**EXERCISE PROMPT**
Omit every picture while repeating the entries exactly.

====== EXCERPTED DATA ======

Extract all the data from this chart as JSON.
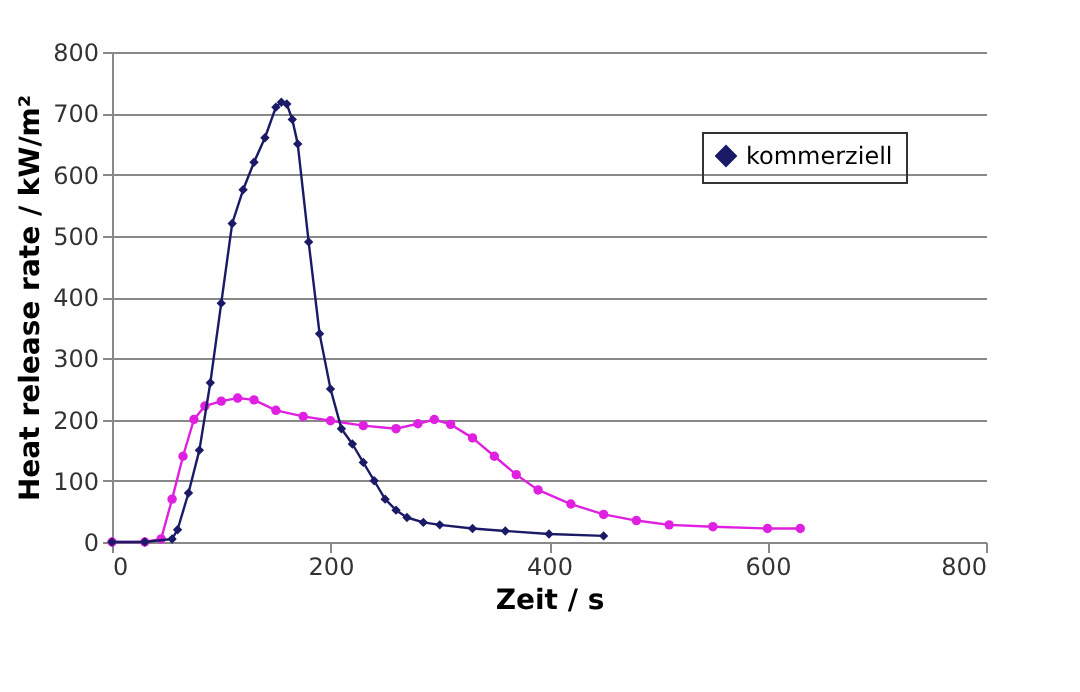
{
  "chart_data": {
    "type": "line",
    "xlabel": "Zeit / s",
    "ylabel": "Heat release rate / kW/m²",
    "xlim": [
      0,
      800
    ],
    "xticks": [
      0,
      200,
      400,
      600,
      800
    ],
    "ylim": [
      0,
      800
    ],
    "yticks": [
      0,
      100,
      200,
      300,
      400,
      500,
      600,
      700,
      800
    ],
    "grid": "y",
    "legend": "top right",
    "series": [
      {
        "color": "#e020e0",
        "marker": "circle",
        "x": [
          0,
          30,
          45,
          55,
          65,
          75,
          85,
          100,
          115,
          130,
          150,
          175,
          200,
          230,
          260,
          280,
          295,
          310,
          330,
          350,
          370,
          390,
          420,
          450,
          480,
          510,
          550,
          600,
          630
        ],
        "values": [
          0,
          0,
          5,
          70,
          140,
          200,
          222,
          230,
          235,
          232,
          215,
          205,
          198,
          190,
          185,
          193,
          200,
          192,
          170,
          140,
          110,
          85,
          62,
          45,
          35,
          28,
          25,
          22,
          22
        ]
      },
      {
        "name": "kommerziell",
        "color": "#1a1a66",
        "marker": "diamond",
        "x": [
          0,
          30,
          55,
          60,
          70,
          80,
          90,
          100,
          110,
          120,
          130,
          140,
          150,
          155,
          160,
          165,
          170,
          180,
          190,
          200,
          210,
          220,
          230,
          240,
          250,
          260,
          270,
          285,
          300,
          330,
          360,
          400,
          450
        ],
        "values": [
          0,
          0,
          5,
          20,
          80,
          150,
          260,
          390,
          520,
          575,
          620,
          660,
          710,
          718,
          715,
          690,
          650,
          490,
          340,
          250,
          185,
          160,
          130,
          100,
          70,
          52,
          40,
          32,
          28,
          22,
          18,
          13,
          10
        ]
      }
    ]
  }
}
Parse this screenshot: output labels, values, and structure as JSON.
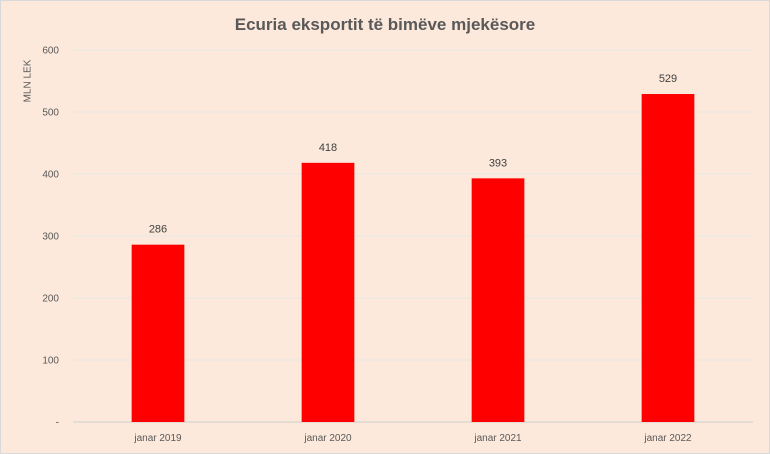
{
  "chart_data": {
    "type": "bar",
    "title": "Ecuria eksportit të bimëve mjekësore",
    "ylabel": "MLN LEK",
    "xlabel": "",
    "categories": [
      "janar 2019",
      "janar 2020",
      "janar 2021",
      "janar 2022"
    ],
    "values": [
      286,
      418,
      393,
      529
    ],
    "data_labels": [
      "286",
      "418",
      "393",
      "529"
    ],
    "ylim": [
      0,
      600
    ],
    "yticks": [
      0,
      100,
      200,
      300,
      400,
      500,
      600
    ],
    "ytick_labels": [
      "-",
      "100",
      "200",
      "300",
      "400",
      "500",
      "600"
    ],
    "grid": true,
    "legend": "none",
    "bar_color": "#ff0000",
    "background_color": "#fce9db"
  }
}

======

**REPLY**
Extract all the data from this chart as JSON.
{
  "chart_data": {
    "type": "line",
    "xlabel": "Zeit / s",
    "ylabel": "Heat release rate / kW/m²",
    "xlim": [
      0,
      800
    ],
    "xticks": [
      0,
      200,
      400,
      600,
      800
    ],
    "ylim": [
      0,
      800
    ],
    "yticks": [
      0,
      100,
      200,
      300,
      400,
      500,
      600,
      700,
      800
    ],
    "grid": "y",
    "legend": "top right",
    "series": [
      {
        "color": "#e020e0",
        "marker": "circle",
        "x": [
          0,
          30,
          45,
          55,
          65,
          75,
          85,
          100,
          115,
          130,
          150,
          175,
          200,
          230,
          260,
          280,
          295,
          310,
          330,
          350,
          370,
          390,
          420,
          450,
          480,
          510,
          550,
          600,
          630
        ],
        "values": [
          0,
          0,
          5,
          70,
          140,
          200,
          222,
          230,
          235,
          232,
          215,
          205,
          198,
          190,
          185,
          193,
          200,
          192,
          170,
          140,
          110,
          85,
          62,
          45,
          35,
          28,
          25,
          22,
          22
        ]
      },
      {
        "name": "kommerziell",
        "color": "#1a1a66",
        "marker": "diamond",
        "x": [
          0,
          30,
          55,
          60,
          70,
          80,
          90,
          100,
          110,
          120,
          130,
          140,
          150,
          155,
          160,
          165,
          170,
          180,
          190,
          200,
          210,
          220,
          230,
          240,
          250,
          260,
          270,
          285,
          300,
          330,
          360,
          400,
          450
        ],
        "values": [
          0,
          0,
          5,
          20,
          80,
          150,
          260,
          390,
          520,
          575,
          620,
          660,
          710,
          718,
          715,
          690,
          650,
          490,
          340,
          250,
          185,
          160,
          130,
          100,
          70,
          52,
          40,
          32,
          28,
          22,
          18,
          13,
          10
        ]
      }
    ]
  }
}
Parse this screenshot: output labels, values, and structure as JSON.
{
  "chart_data": {
    "type": "bar",
    "title": "Ecuria eksportit të bimëve mjekësore",
    "ylabel": "MLN LEK",
    "xlabel": "",
    "categories": [
      "janar 2019",
      "janar 2020",
      "janar 2021",
      "janar 2022"
    ],
    "values": [
      286,
      418,
      393,
      529
    ],
    "data_labels": [
      "286",
      "418",
      "393",
      "529"
    ],
    "ylim": [
      0,
      600
    ],
    "yticks": [
      0,
      100,
      200,
      300,
      400,
      500,
      600
    ],
    "ytick_labels": [
      "-",
      "100",
      "200",
      "300",
      "400",
      "500",
      "600"
    ],
    "grid": true,
    "legend": "none",
    "bar_color": "#ff0000",
    "background_color": "#fce9db"
  }
}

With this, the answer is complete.